--- start of Data excerpts ---

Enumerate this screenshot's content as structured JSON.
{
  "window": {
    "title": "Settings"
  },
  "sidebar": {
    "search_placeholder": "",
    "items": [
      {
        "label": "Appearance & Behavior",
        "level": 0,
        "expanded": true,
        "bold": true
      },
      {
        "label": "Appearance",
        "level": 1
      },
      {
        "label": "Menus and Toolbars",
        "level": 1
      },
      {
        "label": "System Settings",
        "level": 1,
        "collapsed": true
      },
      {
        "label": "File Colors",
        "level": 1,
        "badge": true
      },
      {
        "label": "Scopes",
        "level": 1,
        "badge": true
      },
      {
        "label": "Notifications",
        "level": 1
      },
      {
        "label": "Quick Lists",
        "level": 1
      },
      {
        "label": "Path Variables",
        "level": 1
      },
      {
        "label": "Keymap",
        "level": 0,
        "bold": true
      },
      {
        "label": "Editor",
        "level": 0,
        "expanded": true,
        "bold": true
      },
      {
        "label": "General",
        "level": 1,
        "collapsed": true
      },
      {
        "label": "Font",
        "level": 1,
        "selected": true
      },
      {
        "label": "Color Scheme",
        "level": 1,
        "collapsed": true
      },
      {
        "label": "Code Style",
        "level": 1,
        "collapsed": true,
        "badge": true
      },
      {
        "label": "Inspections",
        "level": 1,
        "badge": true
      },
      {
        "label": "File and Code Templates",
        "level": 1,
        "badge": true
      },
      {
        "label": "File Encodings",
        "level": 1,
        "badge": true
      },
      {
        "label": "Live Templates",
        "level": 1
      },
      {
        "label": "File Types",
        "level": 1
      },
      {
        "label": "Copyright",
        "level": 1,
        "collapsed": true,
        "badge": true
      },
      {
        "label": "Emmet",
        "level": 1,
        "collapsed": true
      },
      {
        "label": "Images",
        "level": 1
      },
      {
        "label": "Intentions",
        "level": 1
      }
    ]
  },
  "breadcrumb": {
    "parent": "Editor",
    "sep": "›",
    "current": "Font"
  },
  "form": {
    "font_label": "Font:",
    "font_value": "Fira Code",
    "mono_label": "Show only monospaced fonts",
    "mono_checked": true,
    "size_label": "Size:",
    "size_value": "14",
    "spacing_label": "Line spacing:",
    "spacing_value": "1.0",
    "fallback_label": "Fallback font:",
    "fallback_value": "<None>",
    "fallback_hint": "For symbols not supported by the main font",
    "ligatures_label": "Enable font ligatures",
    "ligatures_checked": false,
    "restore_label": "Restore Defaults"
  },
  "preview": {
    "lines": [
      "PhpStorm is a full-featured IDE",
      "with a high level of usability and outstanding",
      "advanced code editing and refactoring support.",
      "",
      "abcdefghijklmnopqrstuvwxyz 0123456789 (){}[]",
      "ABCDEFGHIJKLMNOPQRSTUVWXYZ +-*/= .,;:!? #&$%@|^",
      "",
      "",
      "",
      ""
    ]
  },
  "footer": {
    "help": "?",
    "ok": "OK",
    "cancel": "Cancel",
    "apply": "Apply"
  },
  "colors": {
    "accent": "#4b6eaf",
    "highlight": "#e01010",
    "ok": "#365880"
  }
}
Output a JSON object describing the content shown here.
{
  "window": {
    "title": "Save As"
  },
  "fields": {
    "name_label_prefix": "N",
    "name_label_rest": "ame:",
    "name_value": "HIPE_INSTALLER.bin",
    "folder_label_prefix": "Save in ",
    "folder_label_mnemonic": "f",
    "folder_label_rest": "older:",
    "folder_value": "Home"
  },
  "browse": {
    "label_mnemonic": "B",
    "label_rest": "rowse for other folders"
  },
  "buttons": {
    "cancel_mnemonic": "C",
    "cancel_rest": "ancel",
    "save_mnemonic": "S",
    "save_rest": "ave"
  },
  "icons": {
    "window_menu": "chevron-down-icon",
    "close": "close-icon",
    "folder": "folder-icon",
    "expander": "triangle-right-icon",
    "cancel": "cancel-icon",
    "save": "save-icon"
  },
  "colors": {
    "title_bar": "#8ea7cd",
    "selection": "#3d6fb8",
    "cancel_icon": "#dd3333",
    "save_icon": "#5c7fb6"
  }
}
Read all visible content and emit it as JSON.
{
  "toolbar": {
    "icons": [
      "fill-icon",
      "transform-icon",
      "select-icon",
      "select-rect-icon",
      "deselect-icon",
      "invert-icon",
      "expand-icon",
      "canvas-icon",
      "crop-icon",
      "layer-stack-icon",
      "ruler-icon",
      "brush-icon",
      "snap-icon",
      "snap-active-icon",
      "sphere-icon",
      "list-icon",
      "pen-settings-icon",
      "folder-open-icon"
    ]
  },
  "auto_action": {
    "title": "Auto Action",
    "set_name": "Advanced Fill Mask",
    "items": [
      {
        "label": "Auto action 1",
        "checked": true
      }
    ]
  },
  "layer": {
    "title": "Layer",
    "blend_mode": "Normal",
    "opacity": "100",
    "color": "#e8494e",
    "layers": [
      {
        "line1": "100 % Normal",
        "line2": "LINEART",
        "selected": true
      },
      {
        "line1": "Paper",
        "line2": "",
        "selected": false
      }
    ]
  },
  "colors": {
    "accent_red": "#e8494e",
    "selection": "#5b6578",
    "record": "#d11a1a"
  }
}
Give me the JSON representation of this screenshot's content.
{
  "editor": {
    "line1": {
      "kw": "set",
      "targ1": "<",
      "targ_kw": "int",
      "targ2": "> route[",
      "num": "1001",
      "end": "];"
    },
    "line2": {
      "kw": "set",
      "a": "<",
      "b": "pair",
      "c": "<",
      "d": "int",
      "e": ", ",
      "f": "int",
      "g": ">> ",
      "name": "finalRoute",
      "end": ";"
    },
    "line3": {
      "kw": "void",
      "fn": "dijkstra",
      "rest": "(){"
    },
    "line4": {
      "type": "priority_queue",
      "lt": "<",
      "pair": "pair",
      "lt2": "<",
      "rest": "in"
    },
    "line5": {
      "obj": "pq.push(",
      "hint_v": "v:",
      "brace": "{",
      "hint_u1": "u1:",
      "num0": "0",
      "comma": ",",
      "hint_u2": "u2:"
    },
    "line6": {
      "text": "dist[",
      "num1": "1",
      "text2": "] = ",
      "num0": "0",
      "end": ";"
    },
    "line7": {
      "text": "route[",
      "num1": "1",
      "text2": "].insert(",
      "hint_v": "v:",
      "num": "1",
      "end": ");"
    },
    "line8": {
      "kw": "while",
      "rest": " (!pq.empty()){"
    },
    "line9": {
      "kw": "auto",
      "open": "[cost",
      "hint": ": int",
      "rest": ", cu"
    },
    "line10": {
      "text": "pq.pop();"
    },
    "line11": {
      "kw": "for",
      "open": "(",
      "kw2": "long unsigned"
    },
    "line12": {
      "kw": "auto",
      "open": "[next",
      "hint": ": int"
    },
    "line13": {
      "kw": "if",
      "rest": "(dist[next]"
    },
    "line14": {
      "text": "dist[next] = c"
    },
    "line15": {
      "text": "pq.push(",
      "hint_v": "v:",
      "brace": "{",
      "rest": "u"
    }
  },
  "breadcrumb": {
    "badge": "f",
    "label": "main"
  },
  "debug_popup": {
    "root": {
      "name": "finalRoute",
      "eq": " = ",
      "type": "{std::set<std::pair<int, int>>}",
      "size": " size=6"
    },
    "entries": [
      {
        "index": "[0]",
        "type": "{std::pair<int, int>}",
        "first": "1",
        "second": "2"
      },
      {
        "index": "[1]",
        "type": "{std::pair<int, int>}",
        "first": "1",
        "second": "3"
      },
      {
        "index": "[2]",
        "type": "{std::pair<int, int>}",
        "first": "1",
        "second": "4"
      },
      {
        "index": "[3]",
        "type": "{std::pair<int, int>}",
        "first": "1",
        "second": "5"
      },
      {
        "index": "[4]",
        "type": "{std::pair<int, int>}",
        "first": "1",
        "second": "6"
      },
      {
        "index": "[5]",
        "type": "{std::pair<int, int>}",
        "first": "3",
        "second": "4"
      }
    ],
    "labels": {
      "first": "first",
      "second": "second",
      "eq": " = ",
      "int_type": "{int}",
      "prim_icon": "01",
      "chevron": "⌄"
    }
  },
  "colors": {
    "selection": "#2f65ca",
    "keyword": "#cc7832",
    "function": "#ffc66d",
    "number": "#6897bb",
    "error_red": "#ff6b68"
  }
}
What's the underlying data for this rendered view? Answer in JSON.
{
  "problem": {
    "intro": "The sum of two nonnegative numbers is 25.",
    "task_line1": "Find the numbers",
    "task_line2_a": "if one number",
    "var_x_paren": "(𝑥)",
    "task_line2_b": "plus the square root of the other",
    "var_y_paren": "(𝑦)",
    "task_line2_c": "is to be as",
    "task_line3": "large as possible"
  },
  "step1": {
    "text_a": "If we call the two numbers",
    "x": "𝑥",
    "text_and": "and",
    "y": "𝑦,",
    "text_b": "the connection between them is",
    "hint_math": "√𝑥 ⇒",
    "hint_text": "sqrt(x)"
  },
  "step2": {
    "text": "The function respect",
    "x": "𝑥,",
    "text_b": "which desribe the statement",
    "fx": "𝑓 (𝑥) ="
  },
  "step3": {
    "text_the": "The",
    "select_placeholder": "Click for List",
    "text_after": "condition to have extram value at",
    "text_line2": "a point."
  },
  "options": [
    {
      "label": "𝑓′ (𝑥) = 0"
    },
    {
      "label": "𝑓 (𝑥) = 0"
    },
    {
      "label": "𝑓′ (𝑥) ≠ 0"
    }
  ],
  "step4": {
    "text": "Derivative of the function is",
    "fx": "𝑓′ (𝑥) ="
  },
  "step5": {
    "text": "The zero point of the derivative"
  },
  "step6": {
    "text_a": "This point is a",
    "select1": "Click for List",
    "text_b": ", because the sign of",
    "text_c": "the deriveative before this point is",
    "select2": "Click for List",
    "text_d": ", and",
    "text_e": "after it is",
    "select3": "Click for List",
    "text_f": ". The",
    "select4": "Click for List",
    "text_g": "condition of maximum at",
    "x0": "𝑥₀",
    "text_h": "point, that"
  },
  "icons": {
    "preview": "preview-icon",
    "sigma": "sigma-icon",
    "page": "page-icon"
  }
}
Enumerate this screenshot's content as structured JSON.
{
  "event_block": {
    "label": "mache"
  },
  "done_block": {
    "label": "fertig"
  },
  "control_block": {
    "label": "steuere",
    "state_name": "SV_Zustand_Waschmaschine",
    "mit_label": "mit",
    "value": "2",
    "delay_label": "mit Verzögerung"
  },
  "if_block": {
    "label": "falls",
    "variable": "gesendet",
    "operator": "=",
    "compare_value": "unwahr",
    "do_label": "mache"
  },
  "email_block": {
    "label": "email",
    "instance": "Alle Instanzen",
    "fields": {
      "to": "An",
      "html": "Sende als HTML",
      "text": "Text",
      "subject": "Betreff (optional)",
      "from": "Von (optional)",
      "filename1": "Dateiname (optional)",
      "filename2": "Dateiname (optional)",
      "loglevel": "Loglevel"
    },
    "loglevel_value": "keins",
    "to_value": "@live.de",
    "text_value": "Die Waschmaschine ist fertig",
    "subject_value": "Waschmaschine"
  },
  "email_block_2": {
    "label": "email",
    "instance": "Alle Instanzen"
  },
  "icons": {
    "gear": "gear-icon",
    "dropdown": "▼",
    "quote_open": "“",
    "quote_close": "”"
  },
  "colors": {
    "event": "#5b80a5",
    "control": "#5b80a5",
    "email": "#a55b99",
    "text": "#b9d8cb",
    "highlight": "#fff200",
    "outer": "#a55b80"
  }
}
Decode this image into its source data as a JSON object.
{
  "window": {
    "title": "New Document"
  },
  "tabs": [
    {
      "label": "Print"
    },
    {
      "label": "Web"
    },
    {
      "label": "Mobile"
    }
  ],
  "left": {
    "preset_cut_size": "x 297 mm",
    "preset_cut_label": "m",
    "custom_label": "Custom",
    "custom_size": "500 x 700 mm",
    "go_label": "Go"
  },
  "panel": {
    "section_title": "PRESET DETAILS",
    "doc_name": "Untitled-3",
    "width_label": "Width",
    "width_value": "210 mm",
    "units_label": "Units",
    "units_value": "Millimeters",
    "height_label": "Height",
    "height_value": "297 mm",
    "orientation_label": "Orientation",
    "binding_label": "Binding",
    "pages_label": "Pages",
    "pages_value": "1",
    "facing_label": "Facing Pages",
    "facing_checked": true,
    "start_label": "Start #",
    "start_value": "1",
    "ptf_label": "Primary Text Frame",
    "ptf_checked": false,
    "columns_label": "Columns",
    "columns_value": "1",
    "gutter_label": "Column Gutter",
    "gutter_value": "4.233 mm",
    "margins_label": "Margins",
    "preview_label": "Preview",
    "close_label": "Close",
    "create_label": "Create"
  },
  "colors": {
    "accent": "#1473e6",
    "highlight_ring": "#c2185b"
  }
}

--- end of Data excerpts ---

Your goal:
Isolate each line of the listing above that includes "chevron". Copy it.

Answer to this exercise:
    "window_menu": "chevron-down-icon",
      "chevron": "⌄"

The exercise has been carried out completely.